◆ **EXERCISE**:
How many of these lines hold the string "label"? Answer with the number only.

--------------------

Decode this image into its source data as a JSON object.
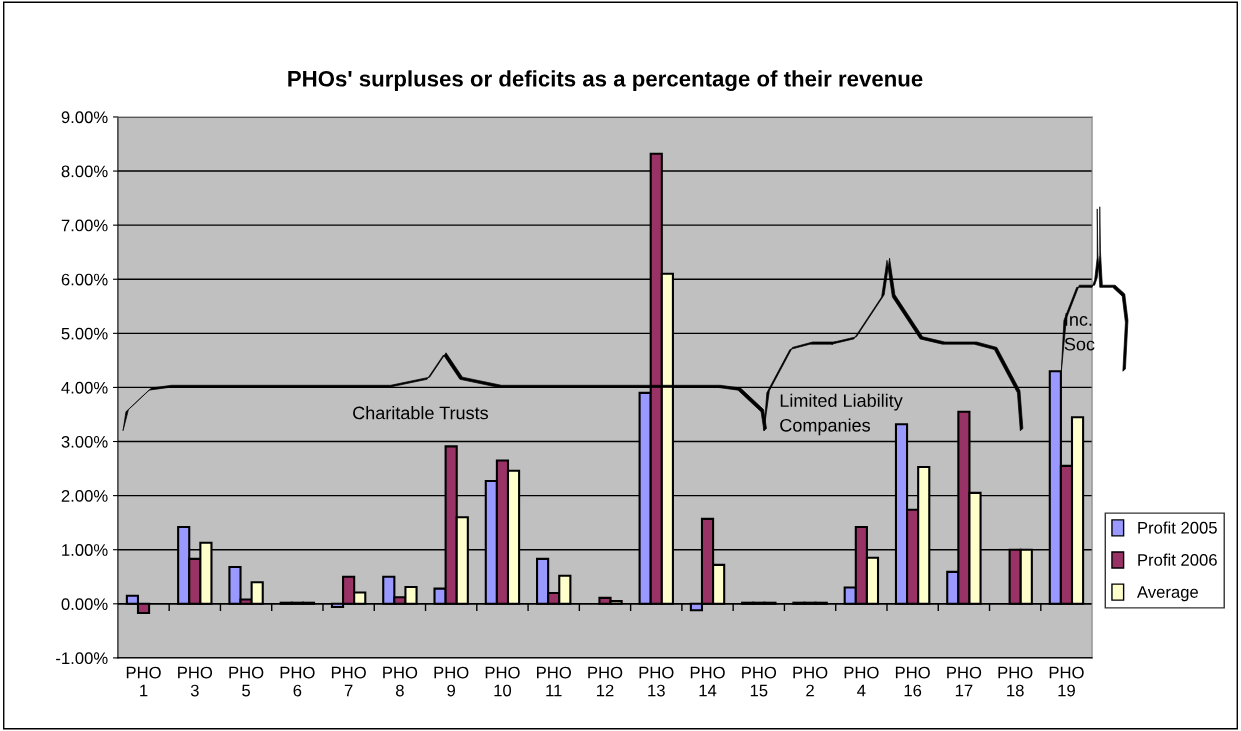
{
  "chart_data": {
    "type": "bar",
    "title": "PHOs' surpluses or deficits as a percentage of their revenue",
    "categories": [
      "PHO\n1",
      "PHO\n3",
      "PHO\n5",
      "PHO\n6",
      "PHO\n7",
      "PHO\n8",
      "PHO\n9",
      "PHO\n10",
      "PHO\n11",
      "PHO\n12",
      "PHO\n13",
      "PHO\n14",
      "PHO\n15",
      "PHO\n2",
      "PHO\n4",
      "PHO\n16",
      "PHO\n17",
      "PHO\n18",
      "PHO\n19"
    ],
    "series": [
      {
        "name": "Profit 2005",
        "color": "#9999ff",
        "values": [
          0.15,
          1.42,
          0.68,
          0.02,
          -0.06,
          0.5,
          0.28,
          2.27,
          0.83,
          null,
          3.9,
          -0.12,
          0.02,
          0.02,
          0.3,
          3.32,
          0.59,
          null,
          4.3
        ]
      },
      {
        "name": "Profit 2006",
        "color": "#993366",
        "values": [
          -0.17,
          0.83,
          0.08,
          0.02,
          0.5,
          0.12,
          2.91,
          2.65,
          0.2,
          0.11,
          8.32,
          1.57,
          0.02,
          0.02,
          1.42,
          1.74,
          3.55,
          1.0,
          2.55
        ]
      },
      {
        "name": "Average",
        "color": "#ffffcc",
        "values": [
          null,
          1.13,
          0.4,
          0.02,
          0.21,
          0.31,
          1.6,
          2.46,
          0.52,
          0.05,
          6.1,
          0.72,
          0.02,
          0.02,
          0.85,
          2.53,
          2.05,
          1.0,
          3.45
        ]
      }
    ],
    "ylim": [
      -1,
      9
    ],
    "yticks": [
      {
        "value": -1,
        "label": "-1.00%"
      },
      {
        "value": 0,
        "label": "0.00%"
      },
      {
        "value": 1,
        "label": "1.00%"
      },
      {
        "value": 2,
        "label": "2.00%"
      },
      {
        "value": 3,
        "label": "3.00%"
      },
      {
        "value": 4,
        "label": "4.00%"
      },
      {
        "value": 5,
        "label": "5.00%"
      },
      {
        "value": 6,
        "label": "6.00%"
      },
      {
        "value": 7,
        "label": "7.00%"
      },
      {
        "value": 8,
        "label": "8.00%"
      },
      {
        "value": 9,
        "label": "9.00%"
      }
    ],
    "grid": "y",
    "legend": "right",
    "annotations": [
      "Charitable Trusts",
      "Limited Liability\nCompanies",
      "Inc.\nSoc"
    ]
  }
}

--------------------

◆ **EXERCISE SOLUTION**:
11